In your copy, include every line of the listing below exactly but none of the pictures.

::::::::

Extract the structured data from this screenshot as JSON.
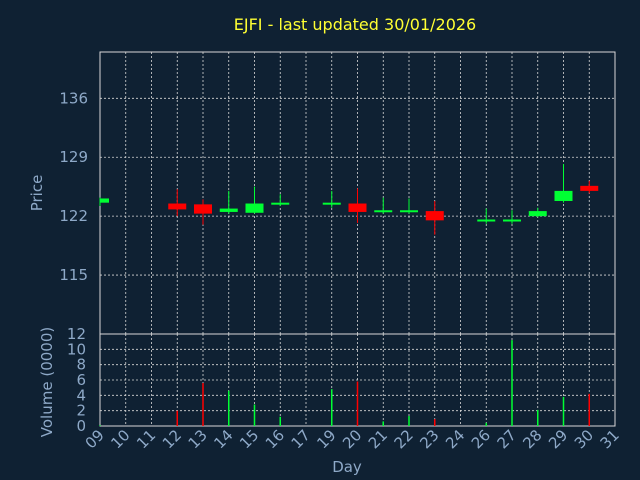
{
  "chart_data": {
    "type": "candlestick",
    "title": "EJFI - last updated 30/01/2026",
    "xlabel": "Day",
    "colors": {
      "up": "#00ff33",
      "down": "#ff0000",
      "background": "#0f2133",
      "grid": "#d8d8d8",
      "text": "#8ea9c8",
      "title": "#ffff33"
    },
    "x_ticks": [
      "09",
      "10",
      "11",
      "12",
      "13",
      "14",
      "15",
      "16",
      "17",
      "19",
      "20",
      "21",
      "22",
      "23",
      "24",
      "26",
      "27",
      "28",
      "29",
      "30",
      "31"
    ],
    "price_panel": {
      "ylabel": "Price",
      "ylim": [
        108,
        141.5
      ],
      "y_ticks": [
        115,
        122,
        129,
        136
      ],
      "candles": [
        {
          "day": "09",
          "open": 123.6,
          "high": 124.2,
          "low": 123.2,
          "close": 124.1
        },
        {
          "day": "12",
          "open": 123.5,
          "high": 125.2,
          "low": 122.0,
          "close": 122.8
        },
        {
          "day": "13",
          "open": 123.4,
          "high": 124.0,
          "low": 121.0,
          "close": 122.3
        },
        {
          "day": "14",
          "open": 122.5,
          "high": 125.0,
          "low": 122.3,
          "close": 122.9
        },
        {
          "day": "15",
          "open": 122.4,
          "high": 125.5,
          "low": 122.3,
          "close": 123.5
        },
        {
          "day": "16",
          "open": 123.4,
          "high": 124.6,
          "low": 123.2,
          "close": 123.6
        },
        {
          "day": "19",
          "open": 123.4,
          "high": 125.0,
          "low": 123.0,
          "close": 123.6
        },
        {
          "day": "20",
          "open": 123.5,
          "high": 125.3,
          "low": 121.2,
          "close": 122.5
        },
        {
          "day": "21",
          "open": 122.5,
          "high": 124.2,
          "low": 122.3,
          "close": 122.7
        },
        {
          "day": "22",
          "open": 122.5,
          "high": 124.1,
          "low": 122.3,
          "close": 122.7
        },
        {
          "day": "23",
          "open": 122.6,
          "high": 123.8,
          "low": 119.8,
          "close": 121.5
        },
        {
          "day": "26",
          "open": 121.4,
          "high": 122.9,
          "low": 121.1,
          "close": 121.6
        },
        {
          "day": "27",
          "open": 121.4,
          "high": 122.7,
          "low": 121.1,
          "close": 121.6
        },
        {
          "day": "28",
          "open": 122.0,
          "high": 123.0,
          "low": 121.9,
          "close": 122.6
        },
        {
          "day": "29",
          "open": 123.8,
          "high": 128.2,
          "low": 123.6,
          "close": 125.0
        },
        {
          "day": "30",
          "open": 125.6,
          "high": 126.2,
          "low": 124.7,
          "close": 125.0
        }
      ]
    },
    "volume_panel": {
      "ylabel": "Volume (0000)",
      "ylim": [
        0,
        12
      ],
      "y_ticks": [
        0,
        2,
        4,
        6,
        8,
        10,
        12
      ],
      "bars": [
        {
          "day": "09",
          "value": 0.1,
          "direction": "up"
        },
        {
          "day": "12",
          "value": 2.0,
          "direction": "down"
        },
        {
          "day": "13",
          "value": 5.6,
          "direction": "down"
        },
        {
          "day": "14",
          "value": 4.6,
          "direction": "up"
        },
        {
          "day": "15",
          "value": 2.8,
          "direction": "up"
        },
        {
          "day": "16",
          "value": 1.2,
          "direction": "up"
        },
        {
          "day": "19",
          "value": 4.8,
          "direction": "up"
        },
        {
          "day": "20",
          "value": 5.8,
          "direction": "down"
        },
        {
          "day": "21",
          "value": 0.6,
          "direction": "up"
        },
        {
          "day": "22",
          "value": 1.3,
          "direction": "up"
        },
        {
          "day": "23",
          "value": 0.9,
          "direction": "down"
        },
        {
          "day": "26",
          "value": 0.4,
          "direction": "up"
        },
        {
          "day": "27",
          "value": 11.2,
          "direction": "up"
        },
        {
          "day": "28",
          "value": 2.1,
          "direction": "up"
        },
        {
          "day": "29",
          "value": 3.8,
          "direction": "up"
        },
        {
          "day": "30",
          "value": 4.2,
          "direction": "down"
        }
      ]
    }
  }
}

::::::::

§ WRITTEN ANSWER:
Extract the structured data from this screenshot as JSON.
{
  "chart_data": {
    "type": "candlestick",
    "title": "EJFI - last updated 30/01/2026",
    "xlabel": "Day",
    "colors": {
      "up": "#00ff33",
      "down": "#ff0000",
      "background": "#0f2133",
      "grid": "#d8d8d8",
      "text": "#8ea9c8",
      "title": "#ffff33"
    },
    "x_ticks": [
      "09",
      "10",
      "11",
      "12",
      "13",
      "14",
      "15",
      "16",
      "17",
      "19",
      "20",
      "21",
      "22",
      "23",
      "24",
      "26",
      "27",
      "28",
      "29",
      "30",
      "31"
    ],
    "price_panel": {
      "ylabel": "Price",
      "ylim": [
        108,
        141.5
      ],
      "y_ticks": [
        115,
        122,
        129,
        136
      ],
      "candles": [
        {
          "day": "09",
          "open": 123.6,
          "high": 124.2,
          "low": 123.2,
          "close": 124.1
        },
        {
          "day": "12",
          "open": 123.5,
          "high": 125.2,
          "low": 122.0,
          "close": 122.8
        },
        {
          "day": "13",
          "open": 123.4,
          "high": 124.0,
          "low": 121.0,
          "close": 122.3
        },
        {
          "day": "14",
          "open": 122.5,
          "high": 125.0,
          "low": 122.3,
          "close": 122.9
        },
        {
          "day": "15",
          "open": 122.4,
          "high": 125.5,
          "low": 122.3,
          "close": 123.5
        },
        {
          "day": "16",
          "open": 123.4,
          "high": 124.6,
          "low": 123.2,
          "close": 123.6
        },
        {
          "day": "19",
          "open": 123.4,
          "high": 125.0,
          "low": 123.0,
          "close": 123.6
        },
        {
          "day": "20",
          "open": 123.5,
          "high": 125.3,
          "low": 121.2,
          "close": 122.5
        },
        {
          "day": "21",
          "open": 122.5,
          "high": 124.2,
          "low": 122.3,
          "close": 122.7
        },
        {
          "day": "22",
          "open": 122.5,
          "high": 124.1,
          "low": 122.3,
          "close": 122.7
        },
        {
          "day": "23",
          "open": 122.6,
          "high": 123.8,
          "low": 119.8,
          "close": 121.5
        },
        {
          "day": "26",
          "open": 121.4,
          "high": 122.9,
          "low": 121.1,
          "close": 121.6
        },
        {
          "day": "27",
          "open": 121.4,
          "high": 122.7,
          "low": 121.1,
          "close": 121.6
        },
        {
          "day": "28",
          "open": 122.0,
          "high": 123.0,
          "low": 121.9,
          "close": 122.6
        },
        {
          "day": "29",
          "open": 123.8,
          "high": 128.2,
          "low": 123.6,
          "close": 125.0
        },
        {
          "day": "30",
          "open": 125.6,
          "high": 126.2,
          "low": 124.7,
          "close": 125.0
        }
      ]
    },
    "volume_panel": {
      "ylabel": "Volume (0000)",
      "ylim": [
        0,
        12
      ],
      "y_ticks": [
        0,
        2,
        4,
        6,
        8,
        10,
        12
      ],
      "bars": [
        {
          "day": "09",
          "value": 0.1,
          "direction": "up"
        },
        {
          "day": "12",
          "value": 2.0,
          "direction": "down"
        },
        {
          "day": "13",
          "value": 5.6,
          "direction": "down"
        },
        {
          "day": "14",
          "value": 4.6,
          "direction": "up"
        },
        {
          "day": "15",
          "value": 2.8,
          "direction": "up"
        },
        {
          "day": "16",
          "value": 1.2,
          "direction": "up"
        },
        {
          "day": "19",
          "value": 4.8,
          "direction": "up"
        },
        {
          "day": "20",
          "value": 5.8,
          "direction": "down"
        },
        {
          "day": "21",
          "value": 0.6,
          "direction": "up"
        },
        {
          "day": "22",
          "value": 1.3,
          "direction": "up"
        },
        {
          "day": "23",
          "value": 0.9,
          "direction": "down"
        },
        {
          "day": "26",
          "value": 0.4,
          "direction": "up"
        },
        {
          "day": "27",
          "value": 11.2,
          "direction": "up"
        },
        {
          "day": "28",
          "value": 2.1,
          "direction": "up"
        },
        {
          "day": "29",
          "value": 3.8,
          "direction": "up"
        },
        {
          "day": "30",
          "value": 4.2,
          "direction": "down"
        }
      ]
    }
  }
}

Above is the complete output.